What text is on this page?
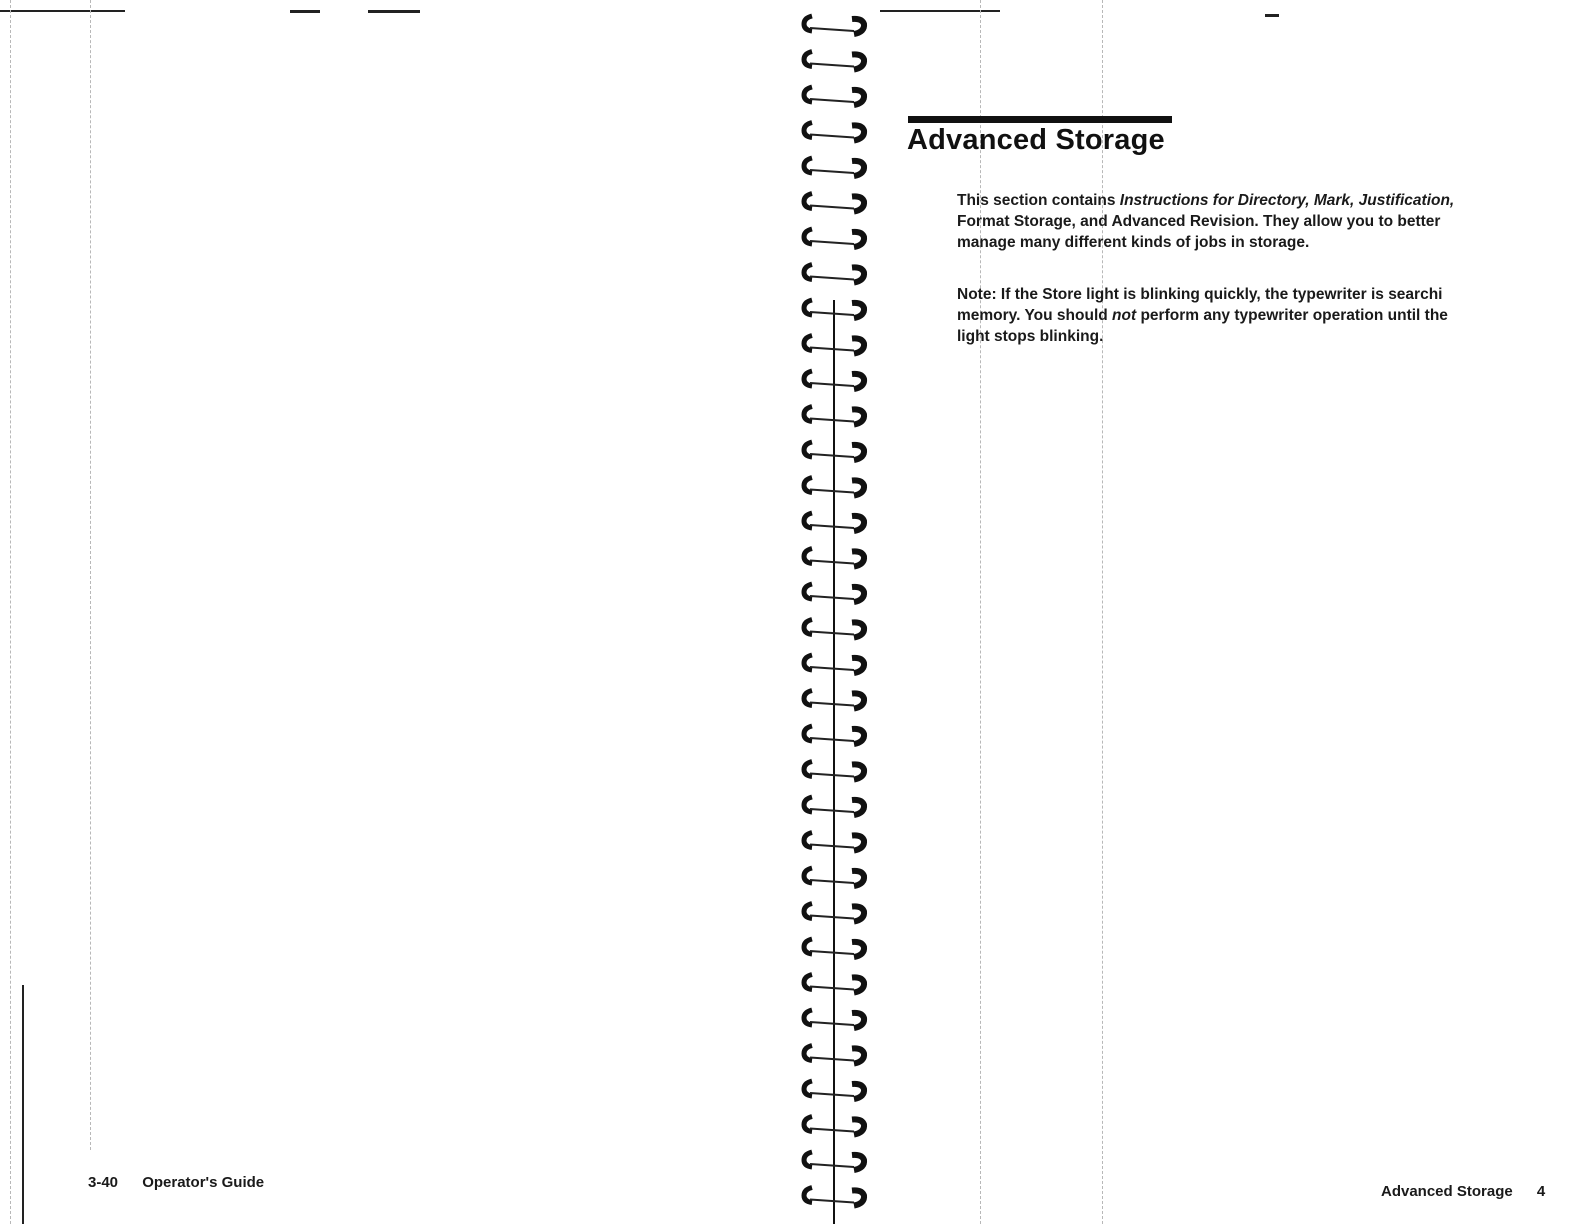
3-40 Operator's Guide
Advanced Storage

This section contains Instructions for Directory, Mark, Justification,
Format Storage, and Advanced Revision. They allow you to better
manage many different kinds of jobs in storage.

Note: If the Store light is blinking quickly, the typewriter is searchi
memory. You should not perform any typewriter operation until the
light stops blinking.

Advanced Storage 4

YOUR GOAL
Above are records with pictures; repeat the records exactly and leave the pictures out.

OUTPUT BELOW
What text is on this page?
3-40 Operator's Guide
Advanced Storage

This section contains Instructions for Directory, Mark, Justification,
Format Storage, and Advanced Revision. They allow you to better
manage many different kinds of jobs in storage.

Note: If the Store light is blinking quickly, the typewriter is searchi
memory. You should not perform any typewriter operation until the
light stops blinking.

Advanced Storage 4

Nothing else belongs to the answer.